▶ _Prompt_:
Check every line of the entries below for the word "điều", and copy the ones that have it.

▶ _Supplied information_:

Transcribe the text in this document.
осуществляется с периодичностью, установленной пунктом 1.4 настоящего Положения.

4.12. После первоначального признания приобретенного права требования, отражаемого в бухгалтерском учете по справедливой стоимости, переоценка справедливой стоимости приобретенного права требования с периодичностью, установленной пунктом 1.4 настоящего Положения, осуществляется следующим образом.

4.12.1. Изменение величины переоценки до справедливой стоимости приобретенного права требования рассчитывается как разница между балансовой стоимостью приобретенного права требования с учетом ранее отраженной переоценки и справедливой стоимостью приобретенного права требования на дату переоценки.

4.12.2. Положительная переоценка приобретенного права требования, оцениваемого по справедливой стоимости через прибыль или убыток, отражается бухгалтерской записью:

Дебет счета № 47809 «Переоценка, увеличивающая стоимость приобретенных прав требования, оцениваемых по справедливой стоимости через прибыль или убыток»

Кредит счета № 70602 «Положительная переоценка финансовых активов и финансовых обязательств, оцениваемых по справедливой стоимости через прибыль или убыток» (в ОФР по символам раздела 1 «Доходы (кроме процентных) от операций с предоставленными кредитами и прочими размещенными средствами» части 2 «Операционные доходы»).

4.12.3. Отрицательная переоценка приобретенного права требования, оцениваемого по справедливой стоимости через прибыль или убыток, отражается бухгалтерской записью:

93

--

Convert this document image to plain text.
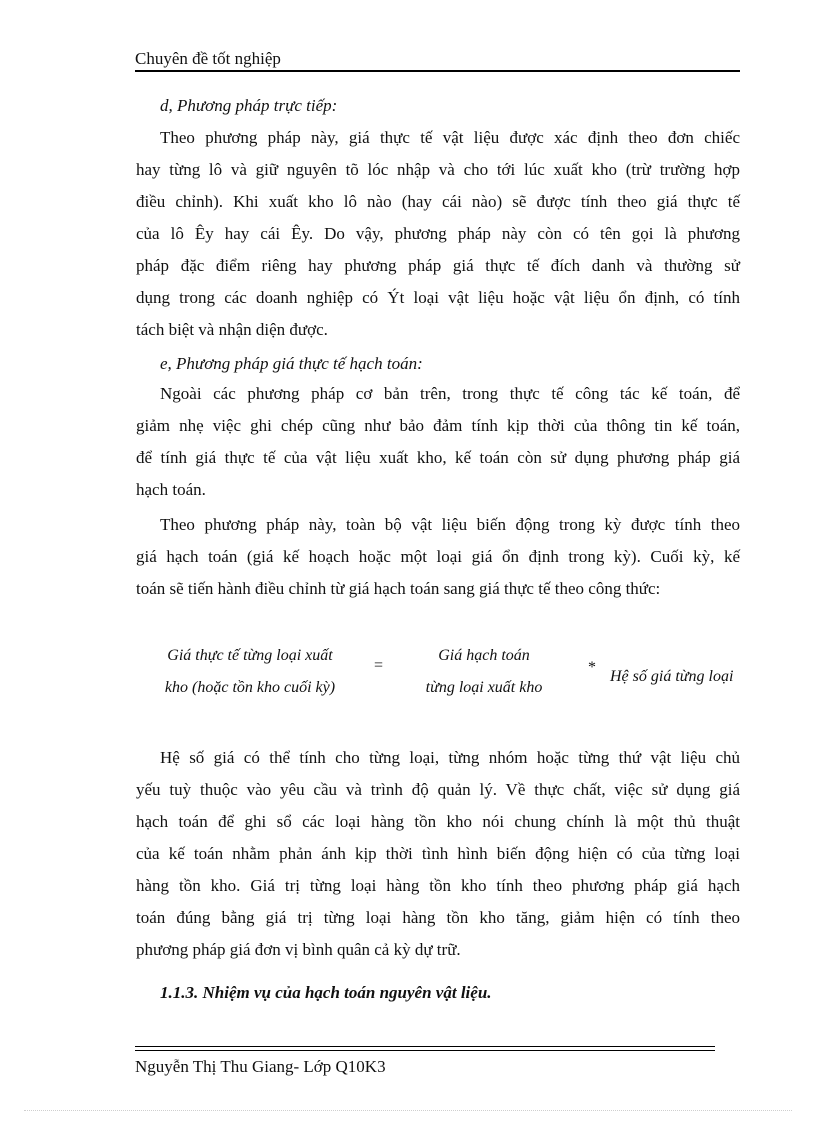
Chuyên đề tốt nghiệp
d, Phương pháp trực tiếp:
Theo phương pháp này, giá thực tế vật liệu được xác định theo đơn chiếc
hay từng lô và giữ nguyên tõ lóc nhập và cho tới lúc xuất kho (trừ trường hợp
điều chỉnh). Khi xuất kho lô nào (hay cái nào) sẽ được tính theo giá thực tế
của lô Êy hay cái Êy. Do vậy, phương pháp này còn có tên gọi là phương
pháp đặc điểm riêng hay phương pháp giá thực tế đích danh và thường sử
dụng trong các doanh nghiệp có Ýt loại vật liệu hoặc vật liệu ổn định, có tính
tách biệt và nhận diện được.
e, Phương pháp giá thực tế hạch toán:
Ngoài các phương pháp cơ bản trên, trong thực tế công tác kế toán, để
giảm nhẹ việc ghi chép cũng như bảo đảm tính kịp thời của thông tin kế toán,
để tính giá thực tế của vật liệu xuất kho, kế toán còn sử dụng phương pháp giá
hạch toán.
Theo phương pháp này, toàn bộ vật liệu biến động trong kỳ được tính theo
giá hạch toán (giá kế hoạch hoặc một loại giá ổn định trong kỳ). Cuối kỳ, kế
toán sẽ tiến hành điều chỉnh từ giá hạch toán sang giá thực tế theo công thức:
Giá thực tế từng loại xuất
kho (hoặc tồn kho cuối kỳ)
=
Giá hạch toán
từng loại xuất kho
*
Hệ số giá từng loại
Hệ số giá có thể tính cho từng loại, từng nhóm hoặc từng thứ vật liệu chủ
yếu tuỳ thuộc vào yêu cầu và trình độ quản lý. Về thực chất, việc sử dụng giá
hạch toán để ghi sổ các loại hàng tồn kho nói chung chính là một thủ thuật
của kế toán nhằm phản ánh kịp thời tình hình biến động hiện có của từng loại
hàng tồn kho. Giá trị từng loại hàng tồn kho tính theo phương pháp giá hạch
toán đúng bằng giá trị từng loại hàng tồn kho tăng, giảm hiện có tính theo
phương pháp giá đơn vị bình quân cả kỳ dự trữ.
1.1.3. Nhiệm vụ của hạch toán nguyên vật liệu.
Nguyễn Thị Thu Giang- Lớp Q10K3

▶ _Output for this task_:
điều chỉnh). Khi xuất kho lô nào (hay cái nào) sẽ được tính theo giá thực tế
toán sẽ tiến hành điều chỉnh từ giá hạch toán sang giá thực tế theo công thức:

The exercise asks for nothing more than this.